Dataset entries:

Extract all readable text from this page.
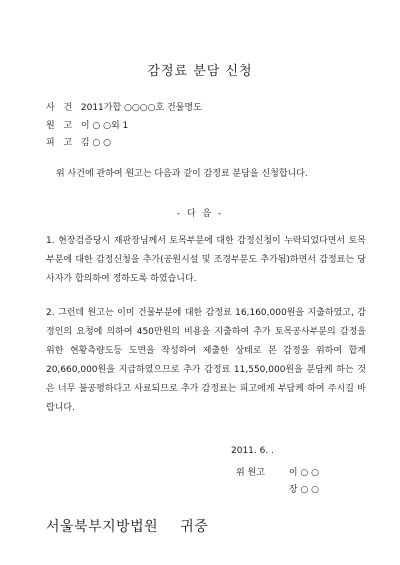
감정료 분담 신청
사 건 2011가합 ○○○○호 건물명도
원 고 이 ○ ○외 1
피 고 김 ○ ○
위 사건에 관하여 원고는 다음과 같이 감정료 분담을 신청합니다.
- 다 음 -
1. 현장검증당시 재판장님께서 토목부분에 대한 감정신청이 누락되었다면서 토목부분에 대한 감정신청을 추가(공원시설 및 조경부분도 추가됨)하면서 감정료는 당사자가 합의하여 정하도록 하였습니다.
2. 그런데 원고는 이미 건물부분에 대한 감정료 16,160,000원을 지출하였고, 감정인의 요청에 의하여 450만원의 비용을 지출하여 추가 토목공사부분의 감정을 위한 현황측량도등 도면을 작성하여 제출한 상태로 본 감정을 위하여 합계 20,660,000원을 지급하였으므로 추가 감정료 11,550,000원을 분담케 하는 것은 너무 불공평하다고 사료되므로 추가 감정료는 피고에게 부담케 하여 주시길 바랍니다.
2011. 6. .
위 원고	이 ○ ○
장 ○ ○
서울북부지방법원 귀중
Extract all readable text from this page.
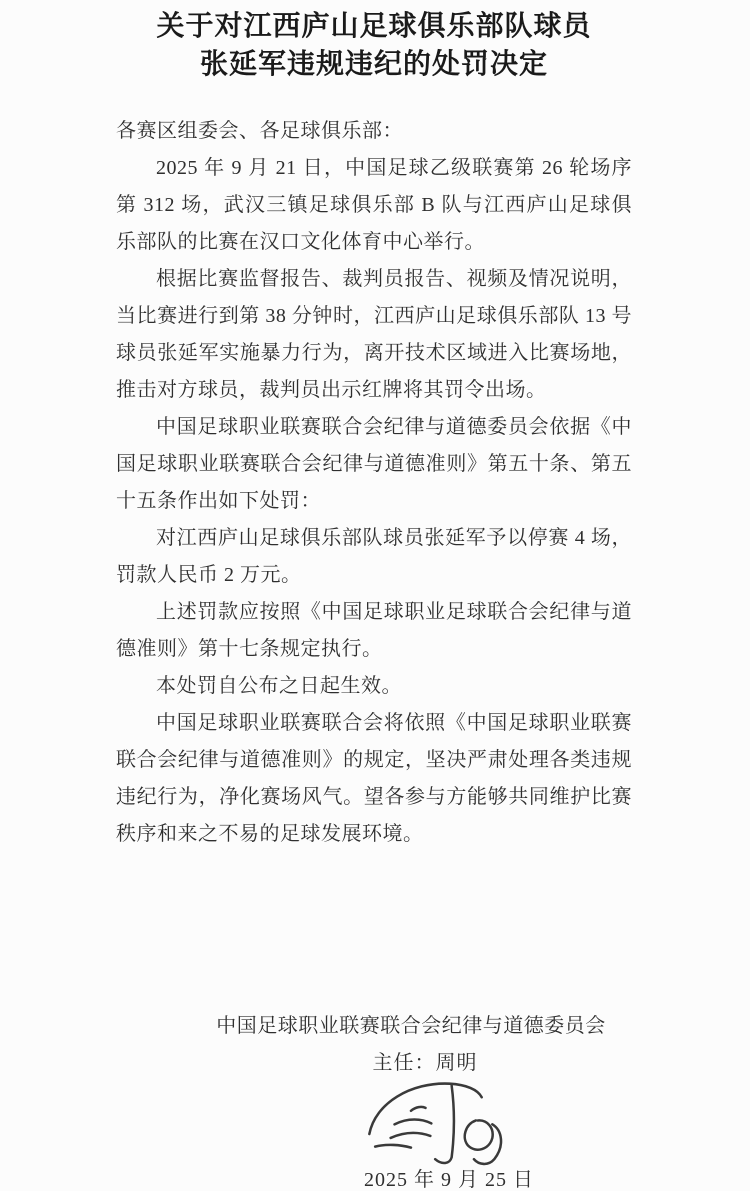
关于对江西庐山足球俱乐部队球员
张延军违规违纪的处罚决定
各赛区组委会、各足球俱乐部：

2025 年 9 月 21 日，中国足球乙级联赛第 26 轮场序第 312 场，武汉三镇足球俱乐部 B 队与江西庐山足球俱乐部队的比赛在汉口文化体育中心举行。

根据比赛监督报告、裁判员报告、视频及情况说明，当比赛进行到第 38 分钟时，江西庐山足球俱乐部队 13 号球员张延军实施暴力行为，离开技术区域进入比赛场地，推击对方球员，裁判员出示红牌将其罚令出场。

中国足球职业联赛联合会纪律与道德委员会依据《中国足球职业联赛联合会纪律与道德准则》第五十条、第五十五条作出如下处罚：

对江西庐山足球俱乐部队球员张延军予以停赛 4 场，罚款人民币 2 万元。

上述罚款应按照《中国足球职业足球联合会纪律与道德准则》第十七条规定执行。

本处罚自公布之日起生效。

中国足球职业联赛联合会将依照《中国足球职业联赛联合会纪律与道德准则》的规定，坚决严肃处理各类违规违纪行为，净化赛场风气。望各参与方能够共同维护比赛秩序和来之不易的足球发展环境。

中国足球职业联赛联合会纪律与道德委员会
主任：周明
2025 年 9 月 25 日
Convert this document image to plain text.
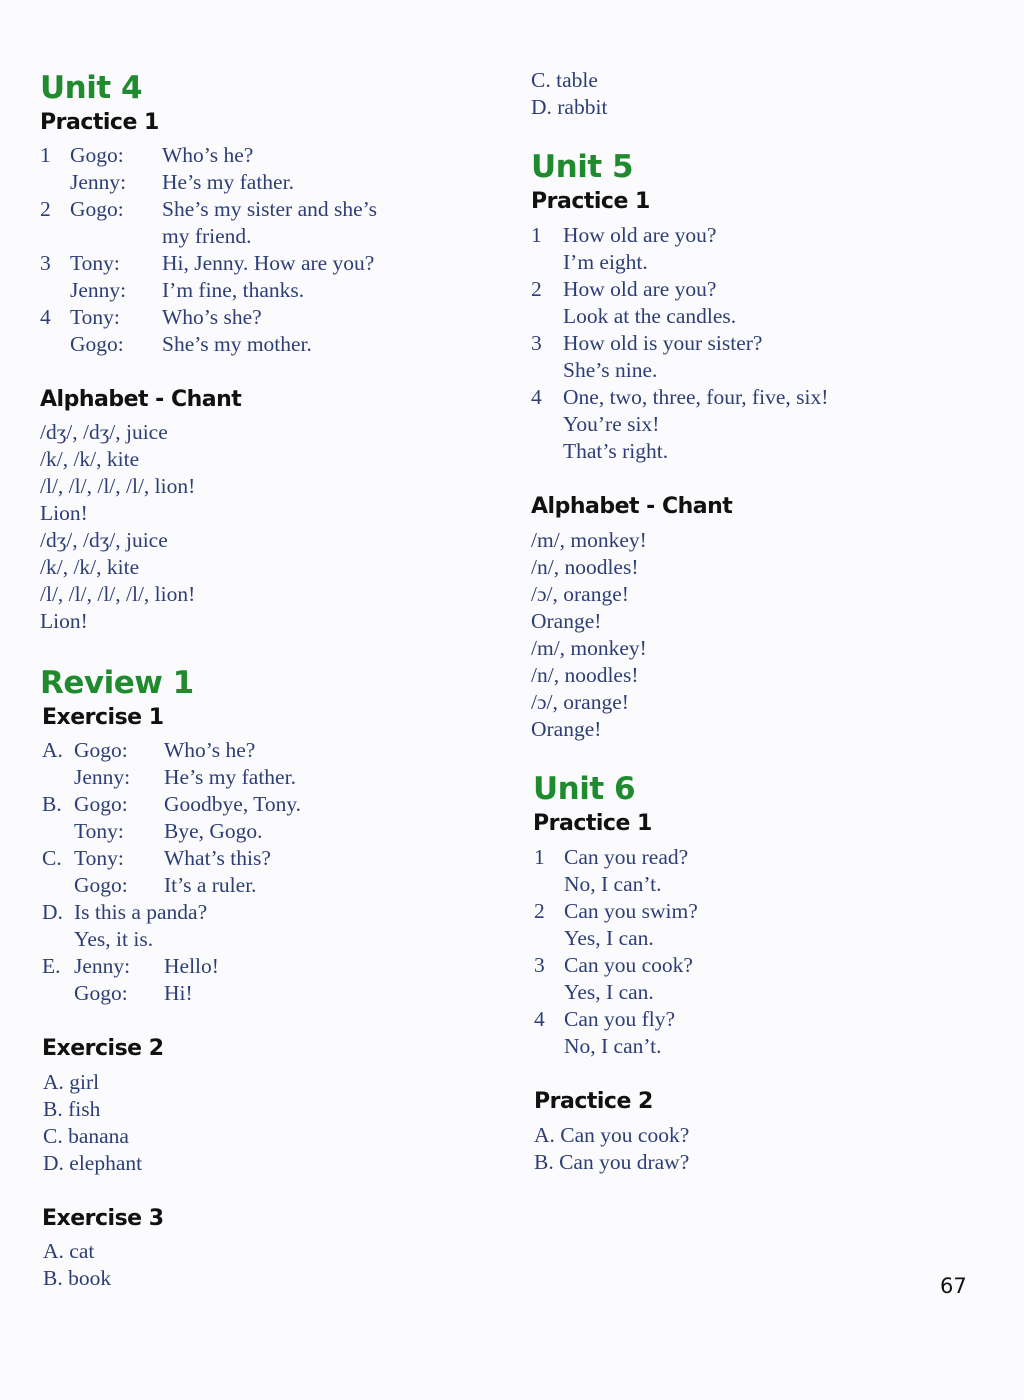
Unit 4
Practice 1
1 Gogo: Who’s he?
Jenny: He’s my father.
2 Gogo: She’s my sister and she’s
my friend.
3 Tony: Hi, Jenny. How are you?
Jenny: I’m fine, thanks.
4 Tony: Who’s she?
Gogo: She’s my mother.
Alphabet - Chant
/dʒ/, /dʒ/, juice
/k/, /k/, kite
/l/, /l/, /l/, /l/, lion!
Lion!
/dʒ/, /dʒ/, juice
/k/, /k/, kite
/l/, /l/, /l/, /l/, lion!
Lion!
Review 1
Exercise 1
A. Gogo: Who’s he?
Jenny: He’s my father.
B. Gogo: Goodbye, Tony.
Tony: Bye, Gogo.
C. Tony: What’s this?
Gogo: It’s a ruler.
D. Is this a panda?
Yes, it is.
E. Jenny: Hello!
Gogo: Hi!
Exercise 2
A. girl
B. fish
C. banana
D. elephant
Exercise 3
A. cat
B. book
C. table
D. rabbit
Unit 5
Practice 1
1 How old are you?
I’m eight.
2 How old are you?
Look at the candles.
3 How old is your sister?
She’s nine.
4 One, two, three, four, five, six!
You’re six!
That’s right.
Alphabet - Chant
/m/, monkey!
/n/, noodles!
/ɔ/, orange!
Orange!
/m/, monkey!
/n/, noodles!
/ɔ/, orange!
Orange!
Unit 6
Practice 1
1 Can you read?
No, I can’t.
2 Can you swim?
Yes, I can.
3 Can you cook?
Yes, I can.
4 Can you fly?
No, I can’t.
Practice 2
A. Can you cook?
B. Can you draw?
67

Description of the task: Keep the pictures out of the copy and return the rest of the data above exactly.

Task answer:
Extract all readable text from this page.
감정료 분담 신청
사 건 2011가합 ○○○○호 건물명도
원 고 이 ○ ○외 1
피 고 김 ○ ○
위 사건에 관하여 원고는 다음과 같이 감정료 분담을 신청합니다.
- 다 음 -
1. 현장검증당시 재판장님께서 토목부분에 대한 감정신청이 누락되었다면서 토목부분에 대한 감정신청을 추가(공원시설 및 조경부분도 추가됨)하면서 감정료는 당사자가 합의하여 정하도록 하였습니다.
2. 그런데 원고는 이미 건물부분에 대한 감정료 16,160,000원을 지출하였고, 감정인의 요청에 의하여 450만원의 비용을 지출하여 추가 토목공사부분의 감정을 위한 현황측량도등 도면을 작성하여 제출한 상태로 본 감정을 위하여 합계 20,660,000원을 지급하였으므로 추가 감정료 11,550,000원을 분담케 하는 것은 너무 불공평하다고 사료되므로 추가 감정료는 피고에게 부담케 하여 주시길 바랍니다.
2011. 6. .
위 원고	이 ○ ○
장 ○ ○
서울북부지방법원 귀중
Extract all readable text from this page.
关于对江西庐山足球俱乐部队球员
张延军违规违纪的处罚决定
各赛区组委会、各足球俱乐部：

2025 年 9 月 21 日，中国足球乙级联赛第 26 轮场序第 312 场，武汉三镇足球俱乐部 B 队与江西庐山足球俱乐部队的比赛在汉口文化体育中心举行。

根据比赛监督报告、裁判员报告、视频及情况说明，当比赛进行到第 38 分钟时，江西庐山足球俱乐部队 13 号球员张延军实施暴力行为，离开技术区域进入比赛场地，推击对方球员，裁判员出示红牌将其罚令出场。

中国足球职业联赛联合会纪律与道德委员会依据《中国足球职业联赛联合会纪律与道德准则》第五十条、第五十五条作出如下处罚：

对江西庐山足球俱乐部队球员张延军予以停赛 4 场，罚款人民币 2 万元。

上述罚款应按照《中国足球职业足球联合会纪律与道德准则》第十七条规定执行。

本处罚自公布之日起生效。

中国足球职业联赛联合会将依照《中国足球职业联赛联合会纪律与道德准则》的规定，坚决严肃处理各类违规违纪行为，净化赛场风气。望各参与方能够共同维护比赛秩序和来之不易的足球发展环境。

中国足球职业联赛联合会纪律与道德委员会
主任：周明
2025 年 9 月 25 日
Convert this document image to plain text.
Unit 4
Practice 1
1 Gogo: Who’s he?
Jenny: He’s my father.
2 Gogo: She’s my sister and she’s
my friend.
3 Tony: Hi, Jenny. How are you?
Jenny: I’m fine, thanks.
4 Tony: Who’s she?
Gogo: She’s my mother.
Alphabet - Chant
/dʒ/, /dʒ/, juice
/k/, /k/, kite
/l/, /l/, /l/, /l/, lion!
Lion!
/dʒ/, /dʒ/, juice
/k/, /k/, kite
/l/, /l/, /l/, /l/, lion!
Lion!
Review 1
Exercise 1
A. Gogo: Who’s he?
Jenny: He’s my father.
B. Gogo: Goodbye, Tony.
Tony: Bye, Gogo.
C. Tony: What’s this?
Gogo: It’s a ruler.
D. Is this a panda?
Yes, it is.
E. Jenny: Hello!
Gogo: Hi!
Exercise 2
A. girl
B. fish
C. banana
D. elephant
Exercise 3
A. cat
B. book
C. table
D. rabbit
Unit 5
Practice 1
1 How old are you?
I’m eight.
2 How old are you?
Look at the candles.
3 How old is your sister?
She’s nine.
4 One, two, three, four, five, six!
You’re six!
That’s right.
Alphabet - Chant
/m/, monkey!
/n/, noodles!
/ɔ/, orange!
Orange!
/m/, monkey!
/n/, noodles!
/ɔ/, orange!
Orange!
Unit 6
Practice 1
1 Can you read?
No, I can’t.
2 Can you swim?
Yes, I can.
3 Can you cook?
Yes, I can.
4 Can you fly?
No, I can’t.
Practice 2
A. Can you cook?
B. Can you draw?
67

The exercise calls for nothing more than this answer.